Data extracted from a collection:
>> Start

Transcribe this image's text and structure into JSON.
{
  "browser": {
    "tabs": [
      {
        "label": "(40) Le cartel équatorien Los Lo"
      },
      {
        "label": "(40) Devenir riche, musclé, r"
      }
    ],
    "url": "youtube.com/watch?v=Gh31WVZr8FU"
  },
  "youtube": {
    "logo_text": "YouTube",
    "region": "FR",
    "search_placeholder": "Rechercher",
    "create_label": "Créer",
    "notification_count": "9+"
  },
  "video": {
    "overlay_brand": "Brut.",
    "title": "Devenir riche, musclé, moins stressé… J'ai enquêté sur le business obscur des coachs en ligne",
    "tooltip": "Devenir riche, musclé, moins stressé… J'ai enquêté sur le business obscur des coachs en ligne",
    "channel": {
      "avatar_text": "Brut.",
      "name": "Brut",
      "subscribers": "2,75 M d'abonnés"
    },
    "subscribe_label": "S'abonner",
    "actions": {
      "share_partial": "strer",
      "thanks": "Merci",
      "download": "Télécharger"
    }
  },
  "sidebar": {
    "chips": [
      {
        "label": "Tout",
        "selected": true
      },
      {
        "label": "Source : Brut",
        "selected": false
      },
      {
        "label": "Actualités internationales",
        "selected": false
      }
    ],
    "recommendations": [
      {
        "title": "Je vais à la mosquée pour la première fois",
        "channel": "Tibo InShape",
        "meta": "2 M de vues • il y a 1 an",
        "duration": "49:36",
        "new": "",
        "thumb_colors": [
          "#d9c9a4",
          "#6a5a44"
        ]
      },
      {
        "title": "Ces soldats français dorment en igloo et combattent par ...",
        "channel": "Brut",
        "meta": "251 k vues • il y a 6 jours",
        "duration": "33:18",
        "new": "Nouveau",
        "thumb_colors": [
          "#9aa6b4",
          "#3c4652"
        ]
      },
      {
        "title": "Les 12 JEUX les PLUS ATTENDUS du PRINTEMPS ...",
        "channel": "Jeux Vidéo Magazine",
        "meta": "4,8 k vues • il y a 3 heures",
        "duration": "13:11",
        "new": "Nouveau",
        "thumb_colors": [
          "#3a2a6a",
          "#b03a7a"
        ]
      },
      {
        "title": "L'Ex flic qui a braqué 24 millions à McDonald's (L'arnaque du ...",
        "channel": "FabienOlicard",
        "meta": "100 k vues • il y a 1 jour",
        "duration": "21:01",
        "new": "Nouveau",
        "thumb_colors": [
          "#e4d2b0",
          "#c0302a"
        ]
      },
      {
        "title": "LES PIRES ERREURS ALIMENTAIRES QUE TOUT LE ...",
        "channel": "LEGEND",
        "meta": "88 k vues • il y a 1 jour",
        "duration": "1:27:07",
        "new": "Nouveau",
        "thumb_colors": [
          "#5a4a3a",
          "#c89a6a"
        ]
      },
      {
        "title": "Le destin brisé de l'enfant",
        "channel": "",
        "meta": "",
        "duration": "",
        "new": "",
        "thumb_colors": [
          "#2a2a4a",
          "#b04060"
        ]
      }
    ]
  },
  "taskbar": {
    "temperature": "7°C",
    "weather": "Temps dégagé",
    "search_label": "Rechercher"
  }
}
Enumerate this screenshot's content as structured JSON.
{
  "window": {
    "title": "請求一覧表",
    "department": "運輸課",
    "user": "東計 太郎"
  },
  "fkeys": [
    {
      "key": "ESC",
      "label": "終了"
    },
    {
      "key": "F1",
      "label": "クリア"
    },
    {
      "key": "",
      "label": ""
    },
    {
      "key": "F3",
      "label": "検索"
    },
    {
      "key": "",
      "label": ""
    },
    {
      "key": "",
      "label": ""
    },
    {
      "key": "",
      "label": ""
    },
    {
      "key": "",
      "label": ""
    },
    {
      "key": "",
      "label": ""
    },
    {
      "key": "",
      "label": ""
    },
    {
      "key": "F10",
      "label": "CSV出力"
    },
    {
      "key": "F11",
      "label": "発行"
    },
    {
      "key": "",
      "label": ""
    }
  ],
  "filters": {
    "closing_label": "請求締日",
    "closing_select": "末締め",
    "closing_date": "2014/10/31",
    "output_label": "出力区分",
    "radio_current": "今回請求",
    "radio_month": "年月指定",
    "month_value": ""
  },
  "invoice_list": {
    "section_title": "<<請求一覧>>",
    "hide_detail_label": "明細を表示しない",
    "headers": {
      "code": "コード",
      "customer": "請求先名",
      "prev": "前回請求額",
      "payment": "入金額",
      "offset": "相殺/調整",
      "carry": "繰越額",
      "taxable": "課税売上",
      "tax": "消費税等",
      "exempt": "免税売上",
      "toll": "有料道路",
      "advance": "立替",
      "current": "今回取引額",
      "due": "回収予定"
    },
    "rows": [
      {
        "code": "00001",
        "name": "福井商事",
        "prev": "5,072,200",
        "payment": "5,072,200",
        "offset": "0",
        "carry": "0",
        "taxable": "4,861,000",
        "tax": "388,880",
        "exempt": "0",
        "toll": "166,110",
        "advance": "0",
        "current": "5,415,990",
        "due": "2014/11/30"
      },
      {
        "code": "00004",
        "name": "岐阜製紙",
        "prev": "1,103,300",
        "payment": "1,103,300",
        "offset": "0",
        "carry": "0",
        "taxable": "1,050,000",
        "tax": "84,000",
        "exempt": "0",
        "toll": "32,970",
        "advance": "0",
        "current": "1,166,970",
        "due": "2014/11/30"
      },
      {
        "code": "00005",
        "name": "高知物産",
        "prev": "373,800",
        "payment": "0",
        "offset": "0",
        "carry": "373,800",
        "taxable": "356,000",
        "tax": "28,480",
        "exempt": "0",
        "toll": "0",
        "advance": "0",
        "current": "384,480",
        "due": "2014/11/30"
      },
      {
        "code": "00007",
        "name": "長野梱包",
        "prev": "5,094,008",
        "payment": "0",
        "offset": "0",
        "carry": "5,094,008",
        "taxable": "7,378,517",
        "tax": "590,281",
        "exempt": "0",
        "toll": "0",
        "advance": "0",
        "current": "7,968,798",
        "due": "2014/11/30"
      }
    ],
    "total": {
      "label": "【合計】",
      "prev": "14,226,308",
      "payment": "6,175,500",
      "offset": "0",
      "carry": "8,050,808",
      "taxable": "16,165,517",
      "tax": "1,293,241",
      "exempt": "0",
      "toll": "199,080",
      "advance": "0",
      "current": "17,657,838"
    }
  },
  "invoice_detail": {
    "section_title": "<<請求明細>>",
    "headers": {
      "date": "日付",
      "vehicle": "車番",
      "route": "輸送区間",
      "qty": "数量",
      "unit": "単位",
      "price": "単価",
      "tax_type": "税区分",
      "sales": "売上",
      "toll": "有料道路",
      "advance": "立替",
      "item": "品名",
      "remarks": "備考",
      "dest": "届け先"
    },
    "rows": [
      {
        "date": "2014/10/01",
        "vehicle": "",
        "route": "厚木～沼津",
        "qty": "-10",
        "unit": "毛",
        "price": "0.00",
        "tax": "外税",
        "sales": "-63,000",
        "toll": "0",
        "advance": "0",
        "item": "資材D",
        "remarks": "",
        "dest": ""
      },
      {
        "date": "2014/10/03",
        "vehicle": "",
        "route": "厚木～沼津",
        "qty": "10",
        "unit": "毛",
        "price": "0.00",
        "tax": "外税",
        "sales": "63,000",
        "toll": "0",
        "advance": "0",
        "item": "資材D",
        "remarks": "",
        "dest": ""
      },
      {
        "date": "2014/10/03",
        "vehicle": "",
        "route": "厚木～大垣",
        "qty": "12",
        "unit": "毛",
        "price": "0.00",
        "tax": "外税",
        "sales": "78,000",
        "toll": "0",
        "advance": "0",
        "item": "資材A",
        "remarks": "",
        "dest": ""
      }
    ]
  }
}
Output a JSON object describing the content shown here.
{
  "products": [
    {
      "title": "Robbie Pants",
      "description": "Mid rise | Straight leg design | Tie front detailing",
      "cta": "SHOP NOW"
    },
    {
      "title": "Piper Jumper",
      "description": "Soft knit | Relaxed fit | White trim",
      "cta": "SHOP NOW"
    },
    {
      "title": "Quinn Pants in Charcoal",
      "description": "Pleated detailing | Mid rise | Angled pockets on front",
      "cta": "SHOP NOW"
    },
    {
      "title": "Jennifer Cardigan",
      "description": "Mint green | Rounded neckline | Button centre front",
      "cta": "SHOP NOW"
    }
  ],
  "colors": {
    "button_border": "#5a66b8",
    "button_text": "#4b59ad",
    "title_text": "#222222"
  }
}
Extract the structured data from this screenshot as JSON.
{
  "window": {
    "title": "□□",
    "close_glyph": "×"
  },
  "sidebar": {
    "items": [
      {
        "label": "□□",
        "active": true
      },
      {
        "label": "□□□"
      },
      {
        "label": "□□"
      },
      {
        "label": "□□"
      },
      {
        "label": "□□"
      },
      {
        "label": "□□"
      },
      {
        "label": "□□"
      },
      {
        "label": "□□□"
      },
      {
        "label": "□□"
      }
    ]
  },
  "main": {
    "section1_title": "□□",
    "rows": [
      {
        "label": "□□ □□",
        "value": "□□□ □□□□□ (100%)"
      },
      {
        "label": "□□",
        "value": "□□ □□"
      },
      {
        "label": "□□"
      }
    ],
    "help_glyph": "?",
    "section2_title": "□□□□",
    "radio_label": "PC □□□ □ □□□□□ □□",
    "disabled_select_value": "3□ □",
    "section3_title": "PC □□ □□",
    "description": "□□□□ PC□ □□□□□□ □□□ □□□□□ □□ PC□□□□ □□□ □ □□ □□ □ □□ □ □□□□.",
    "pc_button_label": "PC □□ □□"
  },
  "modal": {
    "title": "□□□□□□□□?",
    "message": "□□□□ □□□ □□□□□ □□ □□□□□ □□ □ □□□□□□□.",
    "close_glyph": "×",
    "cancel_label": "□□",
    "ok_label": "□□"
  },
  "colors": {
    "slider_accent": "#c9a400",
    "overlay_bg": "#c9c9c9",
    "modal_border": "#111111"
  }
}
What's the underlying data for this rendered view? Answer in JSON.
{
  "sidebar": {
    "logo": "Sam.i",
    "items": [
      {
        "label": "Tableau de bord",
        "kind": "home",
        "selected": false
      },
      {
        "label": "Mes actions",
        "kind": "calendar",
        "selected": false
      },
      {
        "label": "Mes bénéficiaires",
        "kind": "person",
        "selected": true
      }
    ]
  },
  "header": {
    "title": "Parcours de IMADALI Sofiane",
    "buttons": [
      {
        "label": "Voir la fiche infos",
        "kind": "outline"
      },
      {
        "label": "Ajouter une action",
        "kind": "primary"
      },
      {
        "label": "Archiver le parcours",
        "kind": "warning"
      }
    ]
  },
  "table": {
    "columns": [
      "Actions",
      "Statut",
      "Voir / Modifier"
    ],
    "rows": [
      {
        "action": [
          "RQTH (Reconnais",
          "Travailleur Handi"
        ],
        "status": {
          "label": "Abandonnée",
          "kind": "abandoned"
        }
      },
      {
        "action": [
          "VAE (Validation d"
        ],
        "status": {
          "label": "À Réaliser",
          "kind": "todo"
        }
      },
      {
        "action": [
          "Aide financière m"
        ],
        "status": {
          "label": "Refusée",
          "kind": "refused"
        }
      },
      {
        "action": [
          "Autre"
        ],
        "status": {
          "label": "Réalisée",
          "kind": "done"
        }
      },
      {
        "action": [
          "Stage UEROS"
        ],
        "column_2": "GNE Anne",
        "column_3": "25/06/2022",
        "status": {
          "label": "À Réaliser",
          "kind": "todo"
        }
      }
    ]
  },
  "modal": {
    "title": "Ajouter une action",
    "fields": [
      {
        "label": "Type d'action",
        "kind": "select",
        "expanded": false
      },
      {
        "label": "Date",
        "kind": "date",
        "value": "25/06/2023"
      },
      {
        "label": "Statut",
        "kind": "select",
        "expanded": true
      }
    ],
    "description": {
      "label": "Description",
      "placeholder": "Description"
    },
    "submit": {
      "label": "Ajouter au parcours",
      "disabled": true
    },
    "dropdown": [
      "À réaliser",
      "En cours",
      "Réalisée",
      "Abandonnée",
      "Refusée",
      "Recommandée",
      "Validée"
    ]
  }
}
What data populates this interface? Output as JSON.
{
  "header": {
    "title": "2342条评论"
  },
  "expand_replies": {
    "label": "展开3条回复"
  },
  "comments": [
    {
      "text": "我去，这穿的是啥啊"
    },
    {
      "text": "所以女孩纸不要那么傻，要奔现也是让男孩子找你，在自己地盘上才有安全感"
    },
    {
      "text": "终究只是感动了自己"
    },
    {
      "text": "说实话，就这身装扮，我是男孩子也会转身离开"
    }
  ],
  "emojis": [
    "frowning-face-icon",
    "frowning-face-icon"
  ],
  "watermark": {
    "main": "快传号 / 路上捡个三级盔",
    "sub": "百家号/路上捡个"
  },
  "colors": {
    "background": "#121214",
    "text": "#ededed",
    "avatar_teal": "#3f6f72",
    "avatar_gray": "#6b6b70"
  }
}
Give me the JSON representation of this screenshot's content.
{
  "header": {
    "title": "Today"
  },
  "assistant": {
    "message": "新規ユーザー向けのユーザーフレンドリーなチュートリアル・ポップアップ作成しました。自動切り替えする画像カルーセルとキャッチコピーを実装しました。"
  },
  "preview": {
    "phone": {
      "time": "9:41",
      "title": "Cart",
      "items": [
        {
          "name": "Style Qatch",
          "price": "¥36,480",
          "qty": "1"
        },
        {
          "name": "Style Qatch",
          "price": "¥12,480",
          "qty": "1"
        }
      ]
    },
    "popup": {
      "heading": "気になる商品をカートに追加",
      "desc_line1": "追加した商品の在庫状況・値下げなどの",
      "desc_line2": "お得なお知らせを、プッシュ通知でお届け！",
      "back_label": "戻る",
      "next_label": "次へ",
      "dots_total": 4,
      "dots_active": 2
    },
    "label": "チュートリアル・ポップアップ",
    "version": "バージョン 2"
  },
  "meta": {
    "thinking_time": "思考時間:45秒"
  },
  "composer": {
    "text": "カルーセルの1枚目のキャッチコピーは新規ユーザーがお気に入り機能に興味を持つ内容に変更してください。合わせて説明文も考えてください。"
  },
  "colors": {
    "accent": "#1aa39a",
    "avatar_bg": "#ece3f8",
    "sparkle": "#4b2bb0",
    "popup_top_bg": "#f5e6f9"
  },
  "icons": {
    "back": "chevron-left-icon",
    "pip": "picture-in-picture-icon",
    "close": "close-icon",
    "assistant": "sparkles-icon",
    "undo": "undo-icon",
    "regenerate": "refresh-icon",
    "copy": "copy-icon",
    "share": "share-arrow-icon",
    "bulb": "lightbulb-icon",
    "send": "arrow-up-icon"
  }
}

>> End

**YOUR GOAL**: Which lines contain "Ajouter"? Show each of them.

**EXERCISE RESPONSE**:
        "label": "Ajouter une action",
    "title": "Ajouter une action",
      "label": "Ajouter au parcours",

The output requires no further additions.